» **Problem to work on**:
Copy all the material that follows, keeping every character the same.

begin Records to process

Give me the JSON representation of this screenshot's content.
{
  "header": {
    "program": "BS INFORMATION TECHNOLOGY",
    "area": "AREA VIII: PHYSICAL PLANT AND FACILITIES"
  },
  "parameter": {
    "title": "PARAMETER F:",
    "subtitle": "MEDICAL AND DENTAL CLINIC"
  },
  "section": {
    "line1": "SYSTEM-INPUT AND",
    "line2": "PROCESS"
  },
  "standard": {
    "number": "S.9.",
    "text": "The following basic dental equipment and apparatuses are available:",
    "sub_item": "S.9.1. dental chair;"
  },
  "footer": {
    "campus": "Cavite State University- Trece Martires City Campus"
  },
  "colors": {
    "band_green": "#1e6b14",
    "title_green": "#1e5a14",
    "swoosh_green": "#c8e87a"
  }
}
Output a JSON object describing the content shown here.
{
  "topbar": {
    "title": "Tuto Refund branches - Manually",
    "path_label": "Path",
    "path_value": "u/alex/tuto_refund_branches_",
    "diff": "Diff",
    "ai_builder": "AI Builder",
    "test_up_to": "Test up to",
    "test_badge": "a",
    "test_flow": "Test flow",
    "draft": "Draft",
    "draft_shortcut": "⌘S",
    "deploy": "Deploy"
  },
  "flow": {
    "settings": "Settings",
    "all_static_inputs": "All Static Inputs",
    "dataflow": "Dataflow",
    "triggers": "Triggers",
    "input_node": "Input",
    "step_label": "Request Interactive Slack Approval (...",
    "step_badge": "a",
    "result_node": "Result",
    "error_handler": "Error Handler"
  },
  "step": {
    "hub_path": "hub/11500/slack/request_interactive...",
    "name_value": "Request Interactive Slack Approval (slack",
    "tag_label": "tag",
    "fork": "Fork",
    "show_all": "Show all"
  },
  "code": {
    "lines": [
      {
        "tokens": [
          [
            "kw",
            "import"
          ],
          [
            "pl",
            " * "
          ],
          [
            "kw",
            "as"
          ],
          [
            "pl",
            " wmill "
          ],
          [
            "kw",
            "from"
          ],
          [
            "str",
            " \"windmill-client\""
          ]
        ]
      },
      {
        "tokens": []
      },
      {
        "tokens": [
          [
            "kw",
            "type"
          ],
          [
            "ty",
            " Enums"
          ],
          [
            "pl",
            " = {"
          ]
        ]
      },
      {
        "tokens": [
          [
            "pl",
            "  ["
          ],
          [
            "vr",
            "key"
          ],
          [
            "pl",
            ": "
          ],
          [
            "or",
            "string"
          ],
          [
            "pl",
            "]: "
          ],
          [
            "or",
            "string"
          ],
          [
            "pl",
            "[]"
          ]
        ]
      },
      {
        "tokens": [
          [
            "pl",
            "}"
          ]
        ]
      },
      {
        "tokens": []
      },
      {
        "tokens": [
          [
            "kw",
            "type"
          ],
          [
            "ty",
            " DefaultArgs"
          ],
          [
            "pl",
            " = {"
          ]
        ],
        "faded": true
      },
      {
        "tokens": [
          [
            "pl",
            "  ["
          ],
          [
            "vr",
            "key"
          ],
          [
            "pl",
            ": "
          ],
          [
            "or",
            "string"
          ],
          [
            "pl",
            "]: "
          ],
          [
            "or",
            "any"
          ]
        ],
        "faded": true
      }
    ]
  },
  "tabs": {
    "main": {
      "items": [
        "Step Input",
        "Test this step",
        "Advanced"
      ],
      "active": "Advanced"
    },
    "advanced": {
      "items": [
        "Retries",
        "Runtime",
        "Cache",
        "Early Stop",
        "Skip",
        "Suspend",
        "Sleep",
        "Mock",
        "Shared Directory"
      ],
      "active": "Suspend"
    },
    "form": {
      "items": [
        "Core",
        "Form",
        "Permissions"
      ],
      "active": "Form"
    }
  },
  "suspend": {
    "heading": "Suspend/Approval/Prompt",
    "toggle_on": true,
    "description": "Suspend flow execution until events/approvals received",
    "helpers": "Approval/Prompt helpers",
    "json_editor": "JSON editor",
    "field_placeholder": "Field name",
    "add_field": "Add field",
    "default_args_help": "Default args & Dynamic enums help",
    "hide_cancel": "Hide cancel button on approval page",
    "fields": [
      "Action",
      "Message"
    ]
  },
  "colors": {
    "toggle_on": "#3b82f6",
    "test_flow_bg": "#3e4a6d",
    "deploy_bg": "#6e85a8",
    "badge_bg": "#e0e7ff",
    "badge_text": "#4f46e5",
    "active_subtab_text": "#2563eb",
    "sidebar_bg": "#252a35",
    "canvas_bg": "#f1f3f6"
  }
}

end Records to process

» **Completed exercise**:
Give me the JSON representation of this screenshot's content.
{
  "header": {
    "program": "BS INFORMATION TECHNOLOGY",
    "area": "AREA VIII: PHYSICAL PLANT AND FACILITIES"
  },
  "parameter": {
    "title": "PARAMETER F:",
    "subtitle": "MEDICAL AND DENTAL CLINIC"
  },
  "section": {
    "line1": "SYSTEM-INPUT AND",
    "line2": "PROCESS"
  },
  "standard": {
    "number": "S.9.",
    "text": "The following basic dental equipment and apparatuses are available:",
    "sub_item": "S.9.1. dental chair;"
  },
  "footer": {
    "campus": "Cavite State University- Trece Martires City Campus"
  },
  "colors": {
    "band_green": "#1e6b14",
    "title_green": "#1e5a14",
    "swoosh_green": "#c8e87a"
  }
}
Output a JSON object describing the content shown here.
{
  "topbar": {
    "title": "Tuto Refund branches - Manually",
    "path_label": "Path",
    "path_value": "u/alex/tuto_refund_branches_",
    "diff": "Diff",
    "ai_builder": "AI Builder",
    "test_up_to": "Test up to",
    "test_badge": "a",
    "test_flow": "Test flow",
    "draft": "Draft",
    "draft_shortcut": "⌘S",
    "deploy": "Deploy"
  },
  "flow": {
    "settings": "Settings",
    "all_static_inputs": "All Static Inputs",
    "dataflow": "Dataflow",
    "triggers": "Triggers",
    "input_node": "Input",
    "step_label": "Request Interactive Slack Approval (...",
    "step_badge": "a",
    "result_node": "Result",
    "error_handler": "Error Handler"
  },
  "step": {
    "hub_path": "hub/11500/slack/request_interactive...",
    "name_value": "Request Interactive Slack Approval (slack",
    "tag_label": "tag",
    "fork": "Fork",
    "show_all": "Show all"
  },
  "code": {
    "lines": [
      {
        "tokens": [
          [
            "kw",
            "import"
          ],
          [
            "pl",
            " * "
          ],
          [
            "kw",
            "as"
          ],
          [
            "pl",
            " wmill "
          ],
          [
            "kw",
            "from"
          ],
          [
            "str",
            " \"windmill-client\""
          ]
        ]
      },
      {
        "tokens": []
      },
      {
        "tokens": [
          [
            "kw",
            "type"
          ],
          [
            "ty",
            " Enums"
          ],
          [
            "pl",
            " = {"
          ]
        ]
      },
      {
        "tokens": [
          [
            "pl",
            "  ["
          ],
          [
            "vr",
            "key"
          ],
          [
            "pl",
            ": "
          ],
          [
            "or",
            "string"
          ],
          [
            "pl",
            "]: "
          ],
          [
            "or",
            "string"
          ],
          [
            "pl",
            "[]"
          ]
        ]
      },
      {
        "tokens": [
          [
            "pl",
            "}"
          ]
        ]
      },
      {
        "tokens": []
      },
      {
        "tokens": [
          [
            "kw",
            "type"
          ],
          [
            "ty",
            " DefaultArgs"
          ],
          [
            "pl",
            " = {"
          ]
        ],
        "faded": true
      },
      {
        "tokens": [
          [
            "pl",
            "  ["
          ],
          [
            "vr",
            "key"
          ],
          [
            "pl",
            ": "
          ],
          [
            "or",
            "string"
          ],
          [
            "pl",
            "]: "
          ],
          [
            "or",
            "any"
          ]
        ],
        "faded": true
      }
    ]
  },
  "tabs": {
    "main": {
      "items": [
        "Step Input",
        "Test this step",
        "Advanced"
      ],
      "active": "Advanced"
    },
    "advanced": {
      "items": [
        "Retries",
        "Runtime",
        "Cache",
        "Early Stop",
        "Skip",
        "Suspend",
        "Sleep",
        "Mock",
        "Shared Directory"
      ],
      "active": "Suspend"
    },
    "form": {
      "items": [
        "Core",
        "Form",
        "Permissions"
      ],
      "active": "Form"
    }
  },
  "suspend": {
    "heading": "Suspend/Approval/Prompt",
    "toggle_on": true,
    "description": "Suspend flow execution until events/approvals received",
    "helpers": "Approval/Prompt helpers",
    "json_editor": "JSON editor",
    "field_placeholder": "Field name",
    "add_field": "Add field",
    "default_args_help": "Default args & Dynamic enums help",
    "hide_cancel": "Hide cancel button on approval page",
    "fields": [
      "Action",
      "Message"
    ]
  },
  "colors": {
    "toggle_on": "#3b82f6",
    "test_flow_bg": "#3e4a6d",
    "deploy_bg": "#6e85a8",
    "badge_bg": "#e0e7ff",
    "badge_text": "#4f46e5",
    "active_subtab_text": "#2563eb",
    "sidebar_bg": "#252a35",
    "canvas_bg": "#f1f3f6"
  }
}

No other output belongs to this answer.